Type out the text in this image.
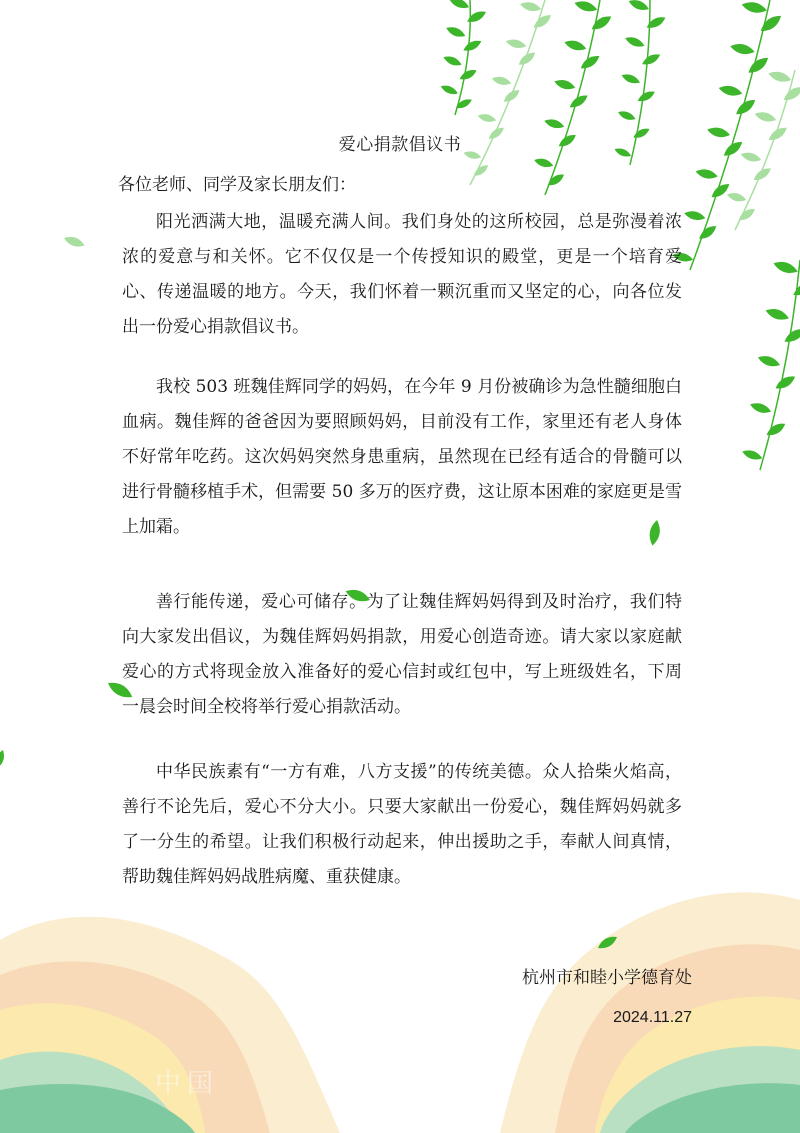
爱心捐款倡议书
各位老师、同学及家长朋友们：

阳光洒满大地，温暖充满人间。我们身处的这所校园，总是弥漫着浓浓的爱意与和关怀。它不仅仅是一个传授知识的殿堂，更是一个培育爱心、传递温暖的地方。今天，我们怀着一颗沉重而又坚定的心，向各位发出一份爱心捐款倡议书。

我校 503 班魏佳辉同学的妈妈，在今年 9 月份被确诊为急性髓细胞白血病。魏佳辉的爸爸因为要照顾妈妈，目前没有工作，家里还有老人身体不好常年吃药。这次妈妈突然身患重病，虽然现在已经有适合的骨髓可以进行骨髓移植手术，但需要 50 多万的医疗费，这让原本困难的家庭更是雪上加霜。

善行能传递，爱心可储存。为了让魏佳辉妈妈得到及时治疗，我们特向大家发出倡议，为魏佳辉妈妈捐款，用爱心创造奇迹。请大家以家庭献爱心的方式将现金放入准备好的爱心信封或红包中，写上班级姓名，下周一晨会时间全校将举行爱心捐款活动。

中华民族素有“一方有难，八方支援”的传统美德。众人拾柴火焰高，善行不论先后，爱心不分大小。只要大家献出一份爱心，魏佳辉妈妈就多了一分生的希望。让我们积极行动起来，伸出援助之手，奉献人间真情，帮助魏佳辉妈妈战胜病魔、重获健康。

杭州市和睦小学德育处
2024.11.27
中国
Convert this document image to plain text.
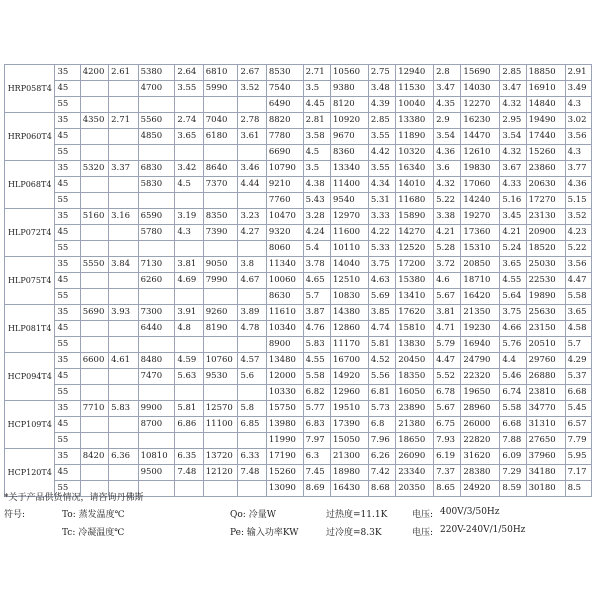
HRP058T4	35	4200	2.61	5380	2.64	6810	2.67	8530	2.71	10560	2.75	12940	2.8	15690	2.85	18850	2.91
	45			4700	3.55	5990	3.52	7540	3.5	9380	3.48	11530	3.47	14030	3.47	16910	3.49
	55							6490	4.45	8120	4.39	10040	4.35	12270	4.32	14840	4.3
HRP060T4	35	4350	2.71	5560	2.74	7040	2.78	8820	2.81	10920	2.85	13380	2.9	16230	2.95	19490	3.02
	45			4850	3.65	6180	3.61	7780	3.58	9670	3.55	11890	3.54	14470	3.54	17440	3.56
	55							6690	4.5	8360	4.42	10320	4.36	12610	4.32	15260	4.3
HLP068T4	35	5320	3.37	6830	3.42	8640	3.46	10790	3.5	13340	3.55	16340	3.6	19830	3.67	23860	3.77
	45			5830	4.5	7370	4.44	9210	4.38	11400	4.34	14010	4.32	17060	4.33	20630	4.36
	55							7760	5.43	9540	5.31	11680	5.22	14240	5.16	17270	5.15
HLP072T4	35	5160	3.16	6590	3.19	8350	3.23	10470	3.28	12970	3.33	15890	3.38	19270	3.45	23130	3.52
	45			5780	4.3	7390	4.27	9320	4.24	11600	4.22	14270	4.21	17360	4.21	20900	4.23
	55							8060	5.4	10110	5.33	12520	5.28	15310	5.24	18520	5.22
HLP075T4	35	5550	3.84	7130	3.81	9050	3.8	11340	3.78	14040	3.75	17200	3.72	20850	3.65	25030	3.56
	45			6260	4.69	7990	4.67	10060	4.65	12510	4.63	15380	4.6	18710	4.55	22530	4.47
	55							8630	5.7	10830	5.69	13410	5.67	16420	5.64	19890	5.58
HLP081T4	35	5690	3.93	7300	3.91	9260	3.89	11610	3.87	14380	3.85	17620	3.81	21350	3.75	25630	3.65
	45			6440	4.8	8190	4.78	10340	4.76	12860	4.74	15810	4.71	19230	4.66	23150	4.58
	55							8900	5.83	11170	5.81	13830	5.79	16940	5.76	20510	5.7
HCP094T4	35	6600	4.61	8480	4.59	10760	4.57	13480	4.55	16700	4.52	20450	4.47	24790	4.4	29760	4.29
	45			7470	5.63	9530	5.6	12000	5.58	14920	5.56	18350	5.52	22320	5.46	26880	5.37
	55							10330	6.82	12960	6.81	16050	6.78	19650	6.74	23810	6.68
HCP109T4	35	7710	5.83	9900	5.81	12570	5.8	15750	5.77	19510	5.73	23890	5.67	28960	5.58	34770	5.45
	45			8700	6.86	11100	6.85	13980	6.83	17390	6.8	21380	6.75	26000	6.68	31310	6.57
	55							11990	7.97	15050	7.96	18650	7.93	22820	7.88	27650	7.79
HCP120T4	35	8420	6.36	10810	6.35	13720	6.33	17190	6.3	21300	6.26	26090	6.19	31620	6.09	37960	5.95
	45			9500	7.48	12120	7.48	15260	7.45	18980	7.42	23340	7.37	28380	7.29	34180	7.17
	55							13090	8.69	16430	8.68	20350	8.65	24920	8.59	30180	8.5
*关于产品供货情况，请咨询丹佛斯
符号:	To: 蒸发温度℃
Tc: 冷凝温度℃
Qo: 冷量W
Pe: 输入功率KW
过热度=11.1K
过冷度=8.3K
电压: 400V/3/50Hz
电压: 220V-240V/1/50Hz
• • • • •
» **Short exercise**: Select and copy every line from the records that includes the word "image".

» **Reply to the task**:
Type out the text in this image.
Convert this document image to plain text.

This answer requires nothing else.